**INFORMATION PROVIDED:**
···

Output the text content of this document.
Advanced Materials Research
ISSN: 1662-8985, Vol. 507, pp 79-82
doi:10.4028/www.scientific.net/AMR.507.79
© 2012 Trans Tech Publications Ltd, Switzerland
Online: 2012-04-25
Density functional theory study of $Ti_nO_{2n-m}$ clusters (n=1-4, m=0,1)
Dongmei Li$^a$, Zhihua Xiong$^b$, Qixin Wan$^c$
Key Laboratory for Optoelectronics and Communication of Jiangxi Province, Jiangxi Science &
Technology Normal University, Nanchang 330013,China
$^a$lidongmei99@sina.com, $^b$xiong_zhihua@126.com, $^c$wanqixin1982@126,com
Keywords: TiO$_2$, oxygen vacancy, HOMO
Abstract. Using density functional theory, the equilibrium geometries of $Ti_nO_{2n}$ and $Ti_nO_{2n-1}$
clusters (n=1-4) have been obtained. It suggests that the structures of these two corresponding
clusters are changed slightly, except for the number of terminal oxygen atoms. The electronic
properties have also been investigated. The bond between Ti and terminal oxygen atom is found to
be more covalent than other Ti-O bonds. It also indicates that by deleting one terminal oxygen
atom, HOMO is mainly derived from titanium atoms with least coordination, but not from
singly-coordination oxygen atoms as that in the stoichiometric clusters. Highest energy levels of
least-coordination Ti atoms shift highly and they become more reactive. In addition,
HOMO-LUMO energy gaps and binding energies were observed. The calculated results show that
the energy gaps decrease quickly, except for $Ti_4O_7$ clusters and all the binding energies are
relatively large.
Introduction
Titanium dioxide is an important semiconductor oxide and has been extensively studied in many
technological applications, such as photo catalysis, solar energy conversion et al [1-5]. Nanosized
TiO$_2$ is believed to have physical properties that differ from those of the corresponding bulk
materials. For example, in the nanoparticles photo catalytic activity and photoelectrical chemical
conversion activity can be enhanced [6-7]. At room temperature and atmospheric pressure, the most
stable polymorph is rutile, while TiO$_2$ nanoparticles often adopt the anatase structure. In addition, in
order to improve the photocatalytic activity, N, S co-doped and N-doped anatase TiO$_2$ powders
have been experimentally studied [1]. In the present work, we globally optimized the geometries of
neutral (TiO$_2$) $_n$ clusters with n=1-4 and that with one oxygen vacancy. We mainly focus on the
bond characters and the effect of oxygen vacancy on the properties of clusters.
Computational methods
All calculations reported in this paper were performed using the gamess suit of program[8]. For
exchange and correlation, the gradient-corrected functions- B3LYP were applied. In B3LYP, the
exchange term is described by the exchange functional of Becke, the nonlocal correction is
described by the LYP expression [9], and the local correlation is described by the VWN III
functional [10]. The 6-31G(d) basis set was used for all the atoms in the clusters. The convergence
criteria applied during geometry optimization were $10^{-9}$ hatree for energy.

···

**INSTRUCTIONS FOR THE TASK:**
Copy each line of the records that contains the word "binding".

**PROBLEM SOLUTION:**
HOMO-LUMO energy gaps and binding energies were observed. The calculated results show that
the energy gaps decrease quickly, except for $Ti_4O_7$ clusters and all the binding energies are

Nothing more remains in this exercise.